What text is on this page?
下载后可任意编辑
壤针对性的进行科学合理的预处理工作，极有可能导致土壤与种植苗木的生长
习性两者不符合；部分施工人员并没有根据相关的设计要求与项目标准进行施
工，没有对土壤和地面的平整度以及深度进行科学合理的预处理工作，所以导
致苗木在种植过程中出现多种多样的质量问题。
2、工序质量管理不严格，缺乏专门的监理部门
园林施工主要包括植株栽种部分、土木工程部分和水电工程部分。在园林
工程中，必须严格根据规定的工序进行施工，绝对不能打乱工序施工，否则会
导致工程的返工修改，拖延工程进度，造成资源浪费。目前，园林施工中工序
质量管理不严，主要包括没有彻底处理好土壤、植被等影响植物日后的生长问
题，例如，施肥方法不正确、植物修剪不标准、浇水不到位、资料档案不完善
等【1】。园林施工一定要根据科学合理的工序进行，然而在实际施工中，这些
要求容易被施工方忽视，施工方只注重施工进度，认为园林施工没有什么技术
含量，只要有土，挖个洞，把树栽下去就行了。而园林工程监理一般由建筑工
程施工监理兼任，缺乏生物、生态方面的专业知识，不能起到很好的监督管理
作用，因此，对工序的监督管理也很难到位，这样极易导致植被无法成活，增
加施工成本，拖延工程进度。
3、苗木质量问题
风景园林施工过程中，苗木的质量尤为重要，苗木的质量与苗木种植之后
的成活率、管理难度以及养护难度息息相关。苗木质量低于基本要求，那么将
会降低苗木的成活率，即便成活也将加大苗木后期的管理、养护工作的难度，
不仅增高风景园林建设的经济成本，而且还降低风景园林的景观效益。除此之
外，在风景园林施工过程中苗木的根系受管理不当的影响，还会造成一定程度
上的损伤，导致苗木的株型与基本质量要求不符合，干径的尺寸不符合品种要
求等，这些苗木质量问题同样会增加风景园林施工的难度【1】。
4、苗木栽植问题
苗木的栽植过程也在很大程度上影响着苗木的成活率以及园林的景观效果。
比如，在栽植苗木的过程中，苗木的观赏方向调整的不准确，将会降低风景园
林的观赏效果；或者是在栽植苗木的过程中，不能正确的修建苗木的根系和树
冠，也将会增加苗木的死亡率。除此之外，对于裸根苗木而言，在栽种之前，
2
:::
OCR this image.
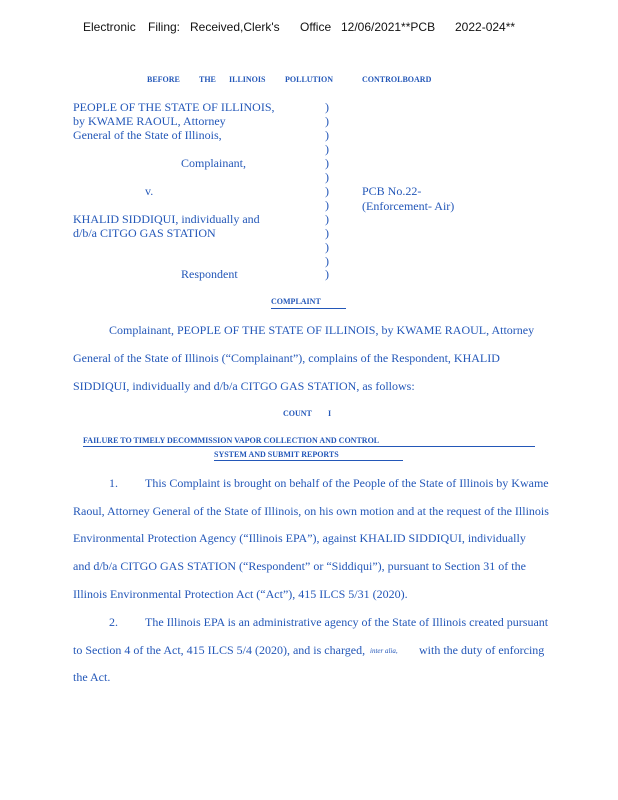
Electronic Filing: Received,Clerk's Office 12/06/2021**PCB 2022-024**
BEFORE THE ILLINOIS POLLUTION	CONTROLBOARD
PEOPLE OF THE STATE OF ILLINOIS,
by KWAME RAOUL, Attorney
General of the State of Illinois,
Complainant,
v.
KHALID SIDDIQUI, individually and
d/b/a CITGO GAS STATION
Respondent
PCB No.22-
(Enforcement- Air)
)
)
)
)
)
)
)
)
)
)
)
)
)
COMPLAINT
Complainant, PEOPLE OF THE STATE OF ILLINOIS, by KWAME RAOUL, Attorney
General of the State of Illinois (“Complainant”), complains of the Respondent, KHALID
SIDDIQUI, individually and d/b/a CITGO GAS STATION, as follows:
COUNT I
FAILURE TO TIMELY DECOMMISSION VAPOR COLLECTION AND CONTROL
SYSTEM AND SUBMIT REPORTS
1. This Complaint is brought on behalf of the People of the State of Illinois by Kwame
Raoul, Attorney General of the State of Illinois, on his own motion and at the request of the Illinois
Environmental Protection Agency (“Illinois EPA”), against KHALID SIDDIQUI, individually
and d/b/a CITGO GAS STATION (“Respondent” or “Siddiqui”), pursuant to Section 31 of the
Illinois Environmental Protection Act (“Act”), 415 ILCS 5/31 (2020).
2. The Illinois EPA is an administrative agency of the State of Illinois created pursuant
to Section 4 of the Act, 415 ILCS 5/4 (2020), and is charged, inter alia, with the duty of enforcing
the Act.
:::
Isolate the lines that hold the word "STATION" and copy all of them.

d/b/a CITGO GAS STATION
SIDDIQUI, individually and d/b/a CITGO GAS STATION, as follows:
and d/b/a CITGO GAS STATION (“Respondent” or “Siddiqui”), pursuant to Section 31 of the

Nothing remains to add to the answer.